-- THE PROBLEM --
Find every line in the records below that holds the word "colored", and copy it out.

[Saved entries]
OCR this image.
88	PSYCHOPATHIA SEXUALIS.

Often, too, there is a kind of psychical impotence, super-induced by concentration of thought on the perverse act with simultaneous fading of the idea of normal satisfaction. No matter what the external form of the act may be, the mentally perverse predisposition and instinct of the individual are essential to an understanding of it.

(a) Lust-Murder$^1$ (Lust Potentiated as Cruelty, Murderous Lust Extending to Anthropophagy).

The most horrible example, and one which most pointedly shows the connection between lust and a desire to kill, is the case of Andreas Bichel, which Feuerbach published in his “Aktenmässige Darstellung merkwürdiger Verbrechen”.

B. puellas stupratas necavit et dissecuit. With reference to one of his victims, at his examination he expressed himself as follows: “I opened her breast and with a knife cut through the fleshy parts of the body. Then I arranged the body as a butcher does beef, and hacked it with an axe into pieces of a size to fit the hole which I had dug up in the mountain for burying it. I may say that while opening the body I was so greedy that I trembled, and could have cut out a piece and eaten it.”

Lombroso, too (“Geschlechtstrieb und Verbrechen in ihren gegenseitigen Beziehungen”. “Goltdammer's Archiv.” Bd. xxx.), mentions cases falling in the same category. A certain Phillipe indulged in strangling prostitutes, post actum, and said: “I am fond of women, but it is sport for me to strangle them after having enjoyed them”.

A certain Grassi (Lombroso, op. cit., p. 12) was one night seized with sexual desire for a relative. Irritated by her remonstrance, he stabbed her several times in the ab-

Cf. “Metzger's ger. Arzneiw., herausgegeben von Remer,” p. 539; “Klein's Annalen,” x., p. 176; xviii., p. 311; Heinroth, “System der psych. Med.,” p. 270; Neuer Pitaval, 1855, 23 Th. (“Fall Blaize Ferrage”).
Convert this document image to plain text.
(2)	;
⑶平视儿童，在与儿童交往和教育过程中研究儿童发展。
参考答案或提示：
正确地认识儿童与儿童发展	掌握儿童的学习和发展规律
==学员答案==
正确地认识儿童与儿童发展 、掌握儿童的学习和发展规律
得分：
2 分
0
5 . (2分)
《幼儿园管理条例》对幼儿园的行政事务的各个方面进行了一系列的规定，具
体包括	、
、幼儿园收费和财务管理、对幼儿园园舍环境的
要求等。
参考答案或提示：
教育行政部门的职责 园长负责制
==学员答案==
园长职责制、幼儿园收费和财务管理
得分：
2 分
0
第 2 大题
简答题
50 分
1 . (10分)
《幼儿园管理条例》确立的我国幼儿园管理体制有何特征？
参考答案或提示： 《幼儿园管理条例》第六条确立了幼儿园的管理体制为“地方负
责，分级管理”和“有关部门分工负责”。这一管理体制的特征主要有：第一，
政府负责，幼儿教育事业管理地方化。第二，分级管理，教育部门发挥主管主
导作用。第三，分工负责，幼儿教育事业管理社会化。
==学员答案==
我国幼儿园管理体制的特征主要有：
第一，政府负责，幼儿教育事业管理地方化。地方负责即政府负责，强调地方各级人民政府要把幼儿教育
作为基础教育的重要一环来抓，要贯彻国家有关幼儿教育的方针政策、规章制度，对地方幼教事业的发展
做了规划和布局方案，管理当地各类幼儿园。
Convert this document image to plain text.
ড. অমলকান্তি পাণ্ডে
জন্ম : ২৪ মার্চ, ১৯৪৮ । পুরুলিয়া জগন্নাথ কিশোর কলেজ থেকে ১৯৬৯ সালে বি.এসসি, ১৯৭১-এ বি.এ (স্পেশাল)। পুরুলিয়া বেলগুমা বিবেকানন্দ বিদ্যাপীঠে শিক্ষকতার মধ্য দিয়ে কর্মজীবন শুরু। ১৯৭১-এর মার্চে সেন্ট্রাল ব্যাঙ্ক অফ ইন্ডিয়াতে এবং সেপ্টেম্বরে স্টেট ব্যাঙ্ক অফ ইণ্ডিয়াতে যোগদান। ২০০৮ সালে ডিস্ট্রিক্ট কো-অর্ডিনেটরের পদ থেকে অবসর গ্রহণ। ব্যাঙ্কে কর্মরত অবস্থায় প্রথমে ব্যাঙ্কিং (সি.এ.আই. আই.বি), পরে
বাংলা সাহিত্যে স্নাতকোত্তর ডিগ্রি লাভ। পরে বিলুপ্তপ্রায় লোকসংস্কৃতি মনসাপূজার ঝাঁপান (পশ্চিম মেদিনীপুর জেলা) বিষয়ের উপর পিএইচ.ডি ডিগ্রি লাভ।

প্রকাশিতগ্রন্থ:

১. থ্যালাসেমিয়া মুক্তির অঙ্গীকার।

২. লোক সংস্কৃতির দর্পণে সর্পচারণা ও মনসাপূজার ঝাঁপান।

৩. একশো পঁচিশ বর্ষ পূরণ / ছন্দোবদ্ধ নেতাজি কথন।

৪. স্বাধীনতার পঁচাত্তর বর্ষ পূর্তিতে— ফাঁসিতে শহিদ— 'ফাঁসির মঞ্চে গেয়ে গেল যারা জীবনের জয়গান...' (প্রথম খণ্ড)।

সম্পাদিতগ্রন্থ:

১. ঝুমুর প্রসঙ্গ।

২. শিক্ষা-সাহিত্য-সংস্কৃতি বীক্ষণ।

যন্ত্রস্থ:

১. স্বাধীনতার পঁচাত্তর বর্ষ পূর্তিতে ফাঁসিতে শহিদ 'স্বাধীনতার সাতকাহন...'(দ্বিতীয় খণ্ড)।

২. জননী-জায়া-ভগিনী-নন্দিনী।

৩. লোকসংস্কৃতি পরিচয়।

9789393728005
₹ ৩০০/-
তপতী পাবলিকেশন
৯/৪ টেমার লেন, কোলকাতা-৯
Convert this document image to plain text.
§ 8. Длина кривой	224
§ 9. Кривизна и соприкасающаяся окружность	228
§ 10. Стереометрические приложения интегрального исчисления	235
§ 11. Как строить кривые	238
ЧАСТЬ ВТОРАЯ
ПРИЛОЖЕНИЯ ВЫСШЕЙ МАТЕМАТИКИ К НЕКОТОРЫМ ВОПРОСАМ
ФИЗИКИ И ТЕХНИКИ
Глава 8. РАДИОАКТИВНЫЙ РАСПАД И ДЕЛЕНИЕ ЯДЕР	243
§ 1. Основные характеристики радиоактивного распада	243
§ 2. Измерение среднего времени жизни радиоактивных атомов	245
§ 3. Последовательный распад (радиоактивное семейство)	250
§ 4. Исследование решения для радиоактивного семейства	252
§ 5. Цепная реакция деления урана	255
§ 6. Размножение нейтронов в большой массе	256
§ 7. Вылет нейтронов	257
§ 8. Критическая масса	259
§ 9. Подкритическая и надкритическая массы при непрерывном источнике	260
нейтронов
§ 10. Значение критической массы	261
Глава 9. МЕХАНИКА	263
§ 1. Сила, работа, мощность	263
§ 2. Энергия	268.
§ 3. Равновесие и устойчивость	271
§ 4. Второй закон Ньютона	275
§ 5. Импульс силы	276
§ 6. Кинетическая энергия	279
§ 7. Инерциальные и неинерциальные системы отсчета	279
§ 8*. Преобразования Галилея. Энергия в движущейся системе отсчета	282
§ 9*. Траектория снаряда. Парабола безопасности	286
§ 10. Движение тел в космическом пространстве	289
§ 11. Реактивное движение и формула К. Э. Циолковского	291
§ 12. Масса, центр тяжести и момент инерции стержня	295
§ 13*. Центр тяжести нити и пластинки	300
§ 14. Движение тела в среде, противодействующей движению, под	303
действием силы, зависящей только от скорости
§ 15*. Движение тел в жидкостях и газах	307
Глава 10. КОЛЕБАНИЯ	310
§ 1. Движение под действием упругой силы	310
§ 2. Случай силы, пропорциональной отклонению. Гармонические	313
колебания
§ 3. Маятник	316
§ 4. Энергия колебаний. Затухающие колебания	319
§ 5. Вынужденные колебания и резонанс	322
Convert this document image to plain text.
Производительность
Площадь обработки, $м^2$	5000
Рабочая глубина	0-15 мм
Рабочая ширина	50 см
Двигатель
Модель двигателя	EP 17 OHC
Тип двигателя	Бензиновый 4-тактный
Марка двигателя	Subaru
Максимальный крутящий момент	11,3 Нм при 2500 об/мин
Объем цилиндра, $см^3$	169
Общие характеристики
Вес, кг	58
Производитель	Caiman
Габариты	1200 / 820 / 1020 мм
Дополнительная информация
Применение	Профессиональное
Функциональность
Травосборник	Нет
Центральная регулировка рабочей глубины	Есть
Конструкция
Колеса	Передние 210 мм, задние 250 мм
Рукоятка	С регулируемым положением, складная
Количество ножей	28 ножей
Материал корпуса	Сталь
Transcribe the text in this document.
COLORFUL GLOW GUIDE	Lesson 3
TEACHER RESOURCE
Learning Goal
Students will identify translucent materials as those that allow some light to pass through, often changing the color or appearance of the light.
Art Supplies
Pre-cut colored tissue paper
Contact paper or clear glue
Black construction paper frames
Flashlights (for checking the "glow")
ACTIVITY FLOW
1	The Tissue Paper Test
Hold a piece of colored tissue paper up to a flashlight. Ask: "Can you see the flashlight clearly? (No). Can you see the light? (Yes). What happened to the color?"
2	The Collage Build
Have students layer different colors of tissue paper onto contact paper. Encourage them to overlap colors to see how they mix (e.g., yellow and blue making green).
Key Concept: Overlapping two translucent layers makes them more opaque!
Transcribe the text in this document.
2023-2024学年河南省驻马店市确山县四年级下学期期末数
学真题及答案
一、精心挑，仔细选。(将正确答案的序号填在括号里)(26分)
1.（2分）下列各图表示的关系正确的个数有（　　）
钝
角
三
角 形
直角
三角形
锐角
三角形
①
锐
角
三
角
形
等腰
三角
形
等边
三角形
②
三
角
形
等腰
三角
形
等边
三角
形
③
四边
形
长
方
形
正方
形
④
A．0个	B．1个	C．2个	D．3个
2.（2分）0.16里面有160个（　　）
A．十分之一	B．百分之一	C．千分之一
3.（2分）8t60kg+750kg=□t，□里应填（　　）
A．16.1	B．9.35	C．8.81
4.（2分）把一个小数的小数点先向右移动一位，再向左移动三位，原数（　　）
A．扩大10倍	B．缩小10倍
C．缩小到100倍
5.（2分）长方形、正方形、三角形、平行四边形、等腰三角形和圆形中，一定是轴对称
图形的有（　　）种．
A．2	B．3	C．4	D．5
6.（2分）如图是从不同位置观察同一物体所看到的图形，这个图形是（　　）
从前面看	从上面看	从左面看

-- THE RESULT --
Pre-cut colored tissue paper
Hold a piece of colored tissue paper up to a flashlight. Ask: "Can you see the flashlight clearly? (No). Can you see the light? (Yes). What happened to the color?"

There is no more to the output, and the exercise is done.